— Start —

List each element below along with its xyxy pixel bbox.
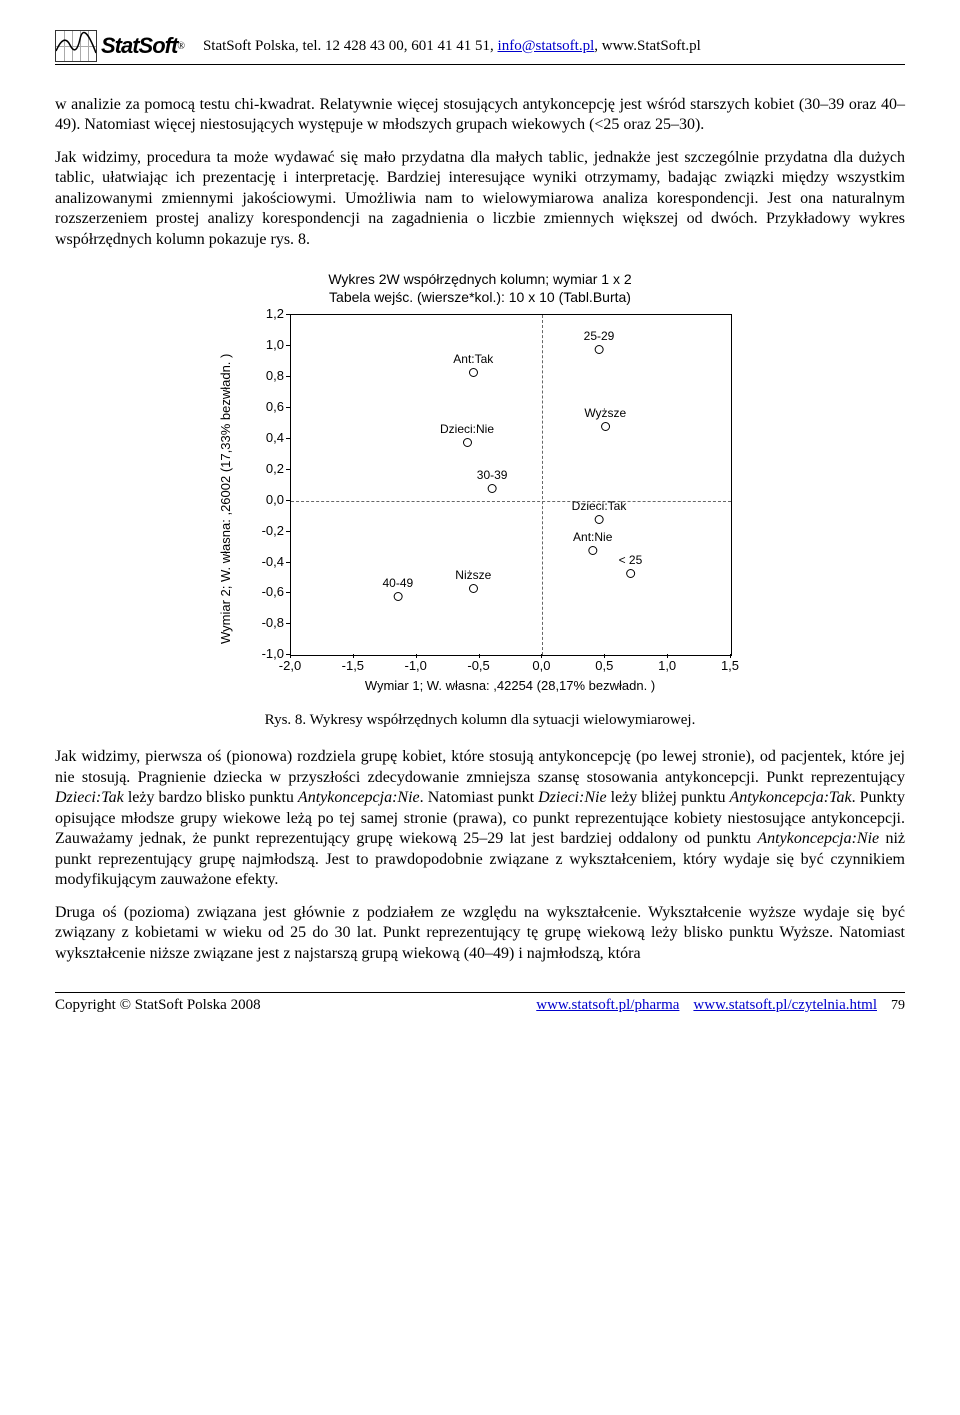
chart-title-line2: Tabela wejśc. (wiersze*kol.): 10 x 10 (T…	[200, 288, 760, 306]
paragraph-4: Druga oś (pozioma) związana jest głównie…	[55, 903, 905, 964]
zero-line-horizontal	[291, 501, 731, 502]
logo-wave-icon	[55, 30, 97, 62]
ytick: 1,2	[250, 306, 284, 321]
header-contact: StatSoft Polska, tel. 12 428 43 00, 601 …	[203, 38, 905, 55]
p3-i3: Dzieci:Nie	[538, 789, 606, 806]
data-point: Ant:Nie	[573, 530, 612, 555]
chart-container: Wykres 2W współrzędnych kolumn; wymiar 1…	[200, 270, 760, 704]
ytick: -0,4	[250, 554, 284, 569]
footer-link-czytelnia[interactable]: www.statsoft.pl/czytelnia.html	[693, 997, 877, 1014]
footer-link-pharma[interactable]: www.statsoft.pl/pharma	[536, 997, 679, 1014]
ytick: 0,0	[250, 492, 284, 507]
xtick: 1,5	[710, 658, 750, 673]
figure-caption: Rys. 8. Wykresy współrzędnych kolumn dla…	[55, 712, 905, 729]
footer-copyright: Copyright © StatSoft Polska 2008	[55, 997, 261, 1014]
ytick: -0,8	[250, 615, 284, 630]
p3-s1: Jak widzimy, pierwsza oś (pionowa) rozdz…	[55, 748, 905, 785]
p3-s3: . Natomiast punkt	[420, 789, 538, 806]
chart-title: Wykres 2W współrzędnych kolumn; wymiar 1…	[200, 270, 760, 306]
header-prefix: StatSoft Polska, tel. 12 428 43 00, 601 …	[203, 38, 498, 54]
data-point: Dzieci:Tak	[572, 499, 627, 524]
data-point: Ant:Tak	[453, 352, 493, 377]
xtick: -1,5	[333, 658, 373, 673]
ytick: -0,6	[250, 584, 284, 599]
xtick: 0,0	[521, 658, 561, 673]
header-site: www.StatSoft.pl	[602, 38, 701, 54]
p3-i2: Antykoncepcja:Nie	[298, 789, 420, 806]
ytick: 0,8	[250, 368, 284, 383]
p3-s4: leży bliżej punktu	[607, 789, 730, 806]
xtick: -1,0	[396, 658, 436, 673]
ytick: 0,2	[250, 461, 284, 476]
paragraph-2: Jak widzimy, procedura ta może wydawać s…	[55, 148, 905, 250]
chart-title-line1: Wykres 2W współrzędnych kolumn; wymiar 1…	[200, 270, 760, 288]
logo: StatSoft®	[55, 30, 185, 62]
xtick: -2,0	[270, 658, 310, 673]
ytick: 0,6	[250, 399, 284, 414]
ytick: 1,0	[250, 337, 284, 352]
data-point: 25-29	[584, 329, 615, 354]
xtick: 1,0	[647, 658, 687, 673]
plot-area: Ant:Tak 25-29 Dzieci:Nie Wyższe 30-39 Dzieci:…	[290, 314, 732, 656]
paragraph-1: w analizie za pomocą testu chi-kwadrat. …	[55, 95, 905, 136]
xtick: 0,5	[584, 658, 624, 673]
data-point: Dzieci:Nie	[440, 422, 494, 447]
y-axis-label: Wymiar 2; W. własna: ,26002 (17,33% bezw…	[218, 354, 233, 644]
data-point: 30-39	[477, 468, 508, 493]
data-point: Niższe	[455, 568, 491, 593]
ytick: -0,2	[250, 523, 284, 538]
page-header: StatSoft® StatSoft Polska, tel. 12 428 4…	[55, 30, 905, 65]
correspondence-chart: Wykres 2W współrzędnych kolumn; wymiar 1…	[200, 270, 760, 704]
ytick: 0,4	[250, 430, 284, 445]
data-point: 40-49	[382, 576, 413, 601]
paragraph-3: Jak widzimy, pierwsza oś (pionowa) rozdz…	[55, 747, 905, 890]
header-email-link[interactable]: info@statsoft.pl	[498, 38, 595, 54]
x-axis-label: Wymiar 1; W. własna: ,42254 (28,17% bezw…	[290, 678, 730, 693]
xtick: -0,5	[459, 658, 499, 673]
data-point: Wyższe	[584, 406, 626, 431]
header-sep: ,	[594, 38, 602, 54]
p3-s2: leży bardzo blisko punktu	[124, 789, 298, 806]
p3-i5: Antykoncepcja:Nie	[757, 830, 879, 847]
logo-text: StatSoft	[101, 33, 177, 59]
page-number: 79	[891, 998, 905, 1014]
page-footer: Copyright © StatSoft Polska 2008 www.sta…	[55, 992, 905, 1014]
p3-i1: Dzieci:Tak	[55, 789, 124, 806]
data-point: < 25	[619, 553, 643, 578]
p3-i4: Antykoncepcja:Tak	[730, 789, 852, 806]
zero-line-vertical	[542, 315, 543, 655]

— End —
— Start —

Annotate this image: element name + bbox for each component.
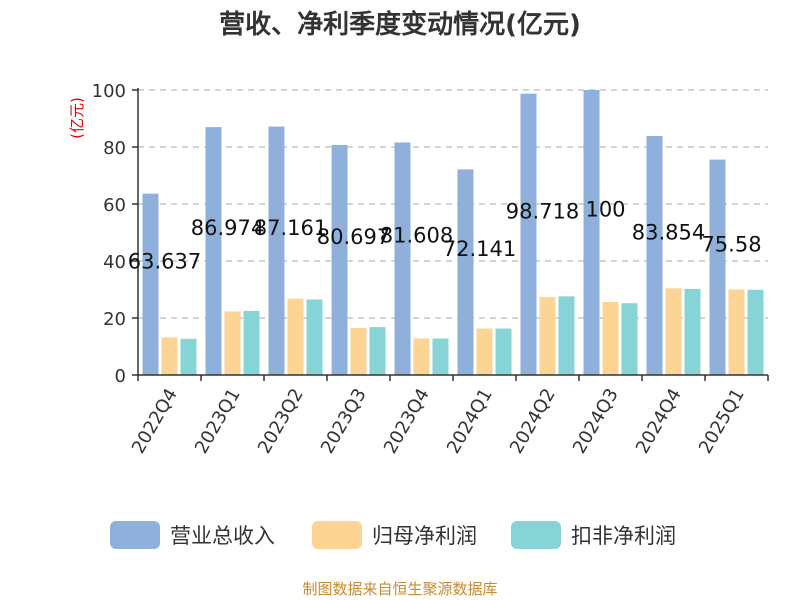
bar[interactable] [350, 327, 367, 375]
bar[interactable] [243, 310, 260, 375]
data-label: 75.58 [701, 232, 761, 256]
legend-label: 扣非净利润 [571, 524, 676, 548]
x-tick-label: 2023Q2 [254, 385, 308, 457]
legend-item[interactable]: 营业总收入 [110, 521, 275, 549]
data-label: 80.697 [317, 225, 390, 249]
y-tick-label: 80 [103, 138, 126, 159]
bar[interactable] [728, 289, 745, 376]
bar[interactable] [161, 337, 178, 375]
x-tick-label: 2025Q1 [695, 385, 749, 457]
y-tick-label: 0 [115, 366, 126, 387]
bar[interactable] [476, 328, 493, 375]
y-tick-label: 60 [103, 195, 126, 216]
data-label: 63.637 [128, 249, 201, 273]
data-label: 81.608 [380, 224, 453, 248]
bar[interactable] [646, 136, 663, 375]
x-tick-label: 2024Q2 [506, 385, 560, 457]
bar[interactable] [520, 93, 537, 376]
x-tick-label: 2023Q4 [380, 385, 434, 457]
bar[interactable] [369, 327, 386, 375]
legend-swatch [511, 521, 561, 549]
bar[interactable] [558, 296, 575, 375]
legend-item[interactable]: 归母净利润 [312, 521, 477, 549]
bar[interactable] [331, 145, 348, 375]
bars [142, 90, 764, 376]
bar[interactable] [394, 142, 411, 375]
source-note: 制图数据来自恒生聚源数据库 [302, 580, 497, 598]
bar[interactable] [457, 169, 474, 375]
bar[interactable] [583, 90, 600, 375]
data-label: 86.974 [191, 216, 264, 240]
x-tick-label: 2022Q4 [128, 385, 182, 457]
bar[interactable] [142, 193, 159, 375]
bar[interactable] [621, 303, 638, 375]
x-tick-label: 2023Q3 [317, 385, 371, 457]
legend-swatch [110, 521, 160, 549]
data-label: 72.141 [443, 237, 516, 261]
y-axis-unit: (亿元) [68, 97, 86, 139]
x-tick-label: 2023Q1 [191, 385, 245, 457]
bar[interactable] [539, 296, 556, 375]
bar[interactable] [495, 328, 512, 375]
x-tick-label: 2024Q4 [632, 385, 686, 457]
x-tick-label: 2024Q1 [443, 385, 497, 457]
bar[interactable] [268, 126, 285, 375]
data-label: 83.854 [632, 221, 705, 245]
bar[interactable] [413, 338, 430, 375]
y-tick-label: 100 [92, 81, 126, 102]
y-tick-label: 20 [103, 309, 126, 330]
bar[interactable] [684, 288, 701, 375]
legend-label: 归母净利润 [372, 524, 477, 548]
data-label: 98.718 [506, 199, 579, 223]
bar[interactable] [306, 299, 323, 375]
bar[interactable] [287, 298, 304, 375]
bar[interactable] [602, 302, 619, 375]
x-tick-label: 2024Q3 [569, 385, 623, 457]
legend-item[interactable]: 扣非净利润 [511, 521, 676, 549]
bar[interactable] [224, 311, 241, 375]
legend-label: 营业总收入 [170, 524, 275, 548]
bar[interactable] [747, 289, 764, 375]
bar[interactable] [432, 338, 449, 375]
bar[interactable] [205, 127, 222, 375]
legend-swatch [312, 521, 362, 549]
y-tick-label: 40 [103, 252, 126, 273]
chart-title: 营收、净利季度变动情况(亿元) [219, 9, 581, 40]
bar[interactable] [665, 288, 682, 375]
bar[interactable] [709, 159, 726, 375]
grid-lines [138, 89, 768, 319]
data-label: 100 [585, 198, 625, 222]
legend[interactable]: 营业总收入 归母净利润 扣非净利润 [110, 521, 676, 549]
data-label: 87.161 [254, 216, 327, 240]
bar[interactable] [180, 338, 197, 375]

— End —

Short exercise:
Reproduce the material from the line containing "chart-title-line2: Tabela wejśc." up to and including the line containing "30, 185, 62]", changing every "ytick" to "y-tick" and leaving everything else as it is.

Response to this exercise:
chart-title-line2: Tabela wejśc. (wiersze*kol.): 10 x 10 (T…	[200, 288, 760, 306]
paragraph-4: Druga oś (pozioma) związana jest głównie…	[55, 903, 905, 964]
zero-line-horizontal	[291, 501, 731, 502]
logo-wave-icon	[55, 30, 97, 62]
y-tick: 1,2	[250, 306, 284, 321]
header-contact: StatSoft Polska, tel. 12 428 43 00, 601 …	[203, 38, 905, 55]
p3-i3: Dzieci:Nie	[538, 789, 606, 806]
data-point: Ant:Nie	[573, 530, 612, 555]
chart-container: Wykres 2W współrzędnych kolumn; wymiar 1…	[200, 270, 760, 704]
y-tick: -0,4	[250, 554, 284, 569]
footer-link-czytelnia[interactable]: www.statsoft.pl/czytelnia.html	[693, 997, 877, 1014]
footer-link-pharma[interactable]: www.statsoft.pl/pharma	[536, 997, 679, 1014]
y-tick: 0,0	[250, 492, 284, 507]
xtick: 1,5	[710, 658, 750, 673]
figure-caption: Rys. 8. Wykresy współrzędnych kolumn dla…	[55, 712, 905, 729]
footer-copyright: Copyright © StatSoft Polska 2008	[55, 997, 261, 1014]
y-tick: -0,8	[250, 615, 284, 630]
p3-s1: Jak widzimy, pierwsza oś (pionowa) rozdz…	[55, 748, 905, 785]
p3-s3: . Natomiast punkt	[420, 789, 538, 806]
chart-title: Wykres 2W współrzędnych kolumn; wymiar 1…	[200, 270, 760, 306]
header-prefix: StatSoft Polska, tel. 12 428 43 00, 601 …	[203, 38, 498, 54]
data-point: Dzieci:Tak	[572, 499, 627, 524]
data-point: Ant:Tak	[453, 352, 493, 377]
xtick: -1,5	[333, 658, 373, 673]
y-tick: -0,6	[250, 584, 284, 599]
xtick: 0,0	[521, 658, 561, 673]
header-site: www.StatSoft.pl	[602, 38, 701, 54]
p3-i2: Antykoncepcja:Nie	[298, 789, 420, 806]
y-tick: 0,8	[250, 368, 284, 383]
p3-s4: leży bliżej punktu	[607, 789, 730, 806]
xtick: -1,0	[396, 658, 436, 673]
y-tick: 0,2	[250, 461, 284, 476]
paragraph-2: Jak widzimy, procedura ta może wydawać s…	[55, 148, 905, 250]
chart-title-line1: Wykres 2W współrzędnych kolumn; wymiar 1…	[200, 270, 760, 288]
logo: StatSoft®	[55, 30, 185, 62]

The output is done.